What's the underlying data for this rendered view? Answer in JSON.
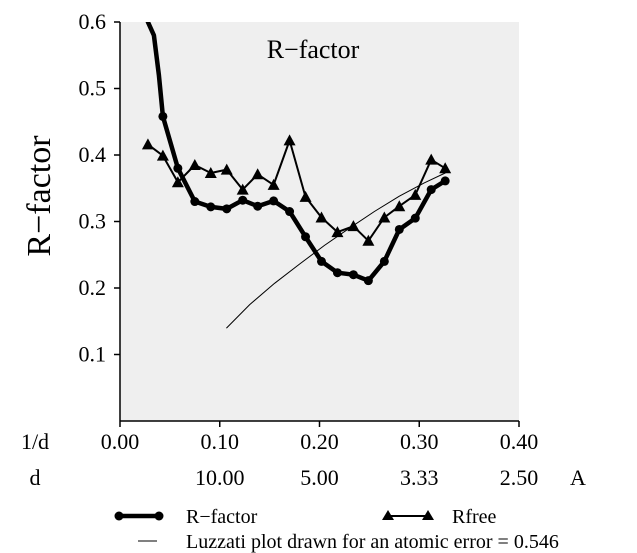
{
  "chart_data": {
    "type": "line",
    "title": "R−factor",
    "ylabel": "R−factor",
    "x_axis_label": "1/d",
    "secondary_x_axis_label": "d",
    "secondary_x_unit": "A",
    "xlim": [
      0.0,
      0.4
    ],
    "ylim": [
      0.0,
      0.6
    ],
    "x_ticks": [
      "0.00",
      "0.10",
      "0.20",
      "0.30",
      "0.40"
    ],
    "x_tick_values": [
      0.0,
      0.1,
      0.2,
      0.3,
      0.4
    ],
    "d_ticks": [
      "10.00",
      "5.00",
      "3.33",
      "2.50"
    ],
    "d_tick_values": [
      0.1,
      0.2,
      0.3,
      0.4
    ],
    "y_ticks": [
      "0.1",
      "0.2",
      "0.3",
      "0.4",
      "0.5",
      "0.6"
    ],
    "y_tick_values": [
      0.1,
      0.2,
      0.3,
      0.4,
      0.5,
      0.6
    ],
    "grid": false,
    "plot_background": "#efefef",
    "series": [
      {
        "name": "R−factor",
        "marker": "circle",
        "style": "thick",
        "color": "#000000",
        "points": [
          [
            0.043,
            0.458
          ],
          [
            0.058,
            0.38
          ],
          [
            0.075,
            0.33
          ],
          [
            0.091,
            0.322
          ],
          [
            0.107,
            0.319
          ],
          [
            0.123,
            0.332
          ],
          [
            0.138,
            0.323
          ],
          [
            0.154,
            0.331
          ],
          [
            0.17,
            0.315
          ],
          [
            0.186,
            0.277
          ],
          [
            0.202,
            0.24
          ],
          [
            0.218,
            0.223
          ],
          [
            0.234,
            0.22
          ],
          [
            0.249,
            0.211
          ],
          [
            0.265,
            0.24
          ],
          [
            0.28,
            0.288
          ],
          [
            0.296,
            0.305
          ],
          [
            0.312,
            0.348
          ],
          [
            0.326,
            0.361
          ]
        ],
        "line_only_head": [
          [
            0.028,
            0.6
          ],
          [
            0.034,
            0.58
          ],
          [
            0.039,
            0.52
          ]
        ]
      },
      {
        "name": "Rfree",
        "marker": "triangle",
        "style": "thin",
        "color": "#000000",
        "points": [
          [
            0.028,
            0.416
          ],
          [
            0.043,
            0.399
          ],
          [
            0.058,
            0.359
          ],
          [
            0.075,
            0.385
          ],
          [
            0.091,
            0.373
          ],
          [
            0.107,
            0.378
          ],
          [
            0.123,
            0.348
          ],
          [
            0.138,
            0.371
          ],
          [
            0.154,
            0.355
          ],
          [
            0.17,
            0.422
          ],
          [
            0.186,
            0.337
          ],
          [
            0.202,
            0.306
          ],
          [
            0.218,
            0.284
          ],
          [
            0.234,
            0.293
          ],
          [
            0.249,
            0.271
          ],
          [
            0.265,
            0.306
          ],
          [
            0.28,
            0.323
          ],
          [
            0.296,
            0.34
          ],
          [
            0.312,
            0.393
          ],
          [
            0.326,
            0.38
          ]
        ]
      },
      {
        "name": "Luzzati plot drawn for an atomic error = 0.546",
        "marker": "none",
        "style": "hairline",
        "color": "#000000",
        "points": [
          [
            0.107,
            0.14
          ],
          [
            0.13,
            0.175
          ],
          [
            0.155,
            0.207
          ],
          [
            0.18,
            0.236
          ],
          [
            0.205,
            0.264
          ],
          [
            0.23,
            0.29
          ],
          [
            0.255,
            0.315
          ],
          [
            0.28,
            0.338
          ],
          [
            0.305,
            0.358
          ],
          [
            0.326,
            0.373
          ]
        ]
      }
    ],
    "legend": {
      "placement": "bottom",
      "entries": [
        {
          "label": "R−factor",
          "marker": "circle"
        },
        {
          "label": "Rfree",
          "marker": "triangle"
        },
        {
          "label": "Luzzati plot drawn for an atomic error = 0.546",
          "marker": "none"
        }
      ]
    }
  }
}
+---+
■ OBJECTIVE: Extract every line of the data exactly; pictures stay out.

■ EXERCISE OUTPUT:
What's the underlying data for this rendered view? Answer in JSON.
{
  "chart_data": {
    "type": "line",
    "title": "R−factor",
    "ylabel": "R−factor",
    "x_axis_label": "1/d",
    "secondary_x_axis_label": "d",
    "secondary_x_unit": "A",
    "xlim": [
      0.0,
      0.4
    ],
    "ylim": [
      0.0,
      0.6
    ],
    "x_ticks": [
      "0.00",
      "0.10",
      "0.20",
      "0.30",
      "0.40"
    ],
    "x_tick_values": [
      0.0,
      0.1,
      0.2,
      0.3,
      0.4
    ],
    "d_ticks": [
      "10.00",
      "5.00",
      "3.33",
      "2.50"
    ],
    "d_tick_values": [
      0.1,
      0.2,
      0.3,
      0.4
    ],
    "y_ticks": [
      "0.1",
      "0.2",
      "0.3",
      "0.4",
      "0.5",
      "0.6"
    ],
    "y_tick_values": [
      0.1,
      0.2,
      0.3,
      0.4,
      0.5,
      0.6
    ],
    "grid": false,
    "plot_background": "#efefef",
    "series": [
      {
        "name": "R−factor",
        "marker": "circle",
        "style": "thick",
        "color": "#000000",
        "points": [
          [
            0.043,
            0.458
          ],
          [
            0.058,
            0.38
          ],
          [
            0.075,
            0.33
          ],
          [
            0.091,
            0.322
          ],
          [
            0.107,
            0.319
          ],
          [
            0.123,
            0.332
          ],
          [
            0.138,
            0.323
          ],
          [
            0.154,
            0.331
          ],
          [
            0.17,
            0.315
          ],
          [
            0.186,
            0.277
          ],
          [
            0.202,
            0.24
          ],
          [
            0.218,
            0.223
          ],
          [
            0.234,
            0.22
          ],
          [
            0.249,
            0.211
          ],
          [
            0.265,
            0.24
          ],
          [
            0.28,
            0.288
          ],
          [
            0.296,
            0.305
          ],
          [
            0.312,
            0.348
          ],
          [
            0.326,
            0.361
          ]
        ],
        "line_only_head": [
          [
            0.028,
            0.6
          ],
          [
            0.034,
            0.58
          ],
          [
            0.039,
            0.52
          ]
        ]
      },
      {
        "name": "Rfree",
        "marker": "triangle",
        "style": "thin",
        "color": "#000000",
        "points": [
          [
            0.028,
            0.416
          ],
          [
            0.043,
            0.399
          ],
          [
            0.058,
            0.359
          ],
          [
            0.075,
            0.385
          ],
          [
            0.091,
            0.373
          ],
          [
            0.107,
            0.378
          ],
          [
            0.123,
            0.348
          ],
          [
            0.138,
            0.371
          ],
          [
            0.154,
            0.355
          ],
          [
            0.17,
            0.422
          ],
          [
            0.186,
            0.337
          ],
          [
            0.202,
            0.306
          ],
          [
            0.218,
            0.284
          ],
          [
            0.234,
            0.293
          ],
          [
            0.249,
            0.271
          ],
          [
            0.265,
            0.306
          ],
          [
            0.28,
            0.323
          ],
          [
            0.296,
            0.34
          ],
          [
            0.312,
            0.393
          ],
          [
            0.326,
            0.38
          ]
        ]
      },
      {
        "name": "Luzzati plot drawn for an atomic error = 0.546",
        "marker": "none",
        "style": "hairline",
        "color": "#000000",
        "points": [
          [
            0.107,
            0.14
          ],
          [
            0.13,
            0.175
          ],
          [
            0.155,
            0.207
          ],
          [
            0.18,
            0.236
          ],
          [
            0.205,
            0.264
          ],
          [
            0.23,
            0.29
          ],
          [
            0.255,
            0.315
          ],
          [
            0.28,
            0.338
          ],
          [
            0.305,
            0.358
          ],
          [
            0.326,
            0.373
          ]
        ]
      }
    ],
    "legend": {
      "placement": "bottom",
      "entries": [
        {
          "label": "R−factor",
          "marker": "circle"
        },
        {
          "label": "Rfree",
          "marker": "triangle"
        },
        {
          "label": "Luzzati plot drawn for an atomic error = 0.546",
          "marker": "none"
        }
      ]
    }
  }
}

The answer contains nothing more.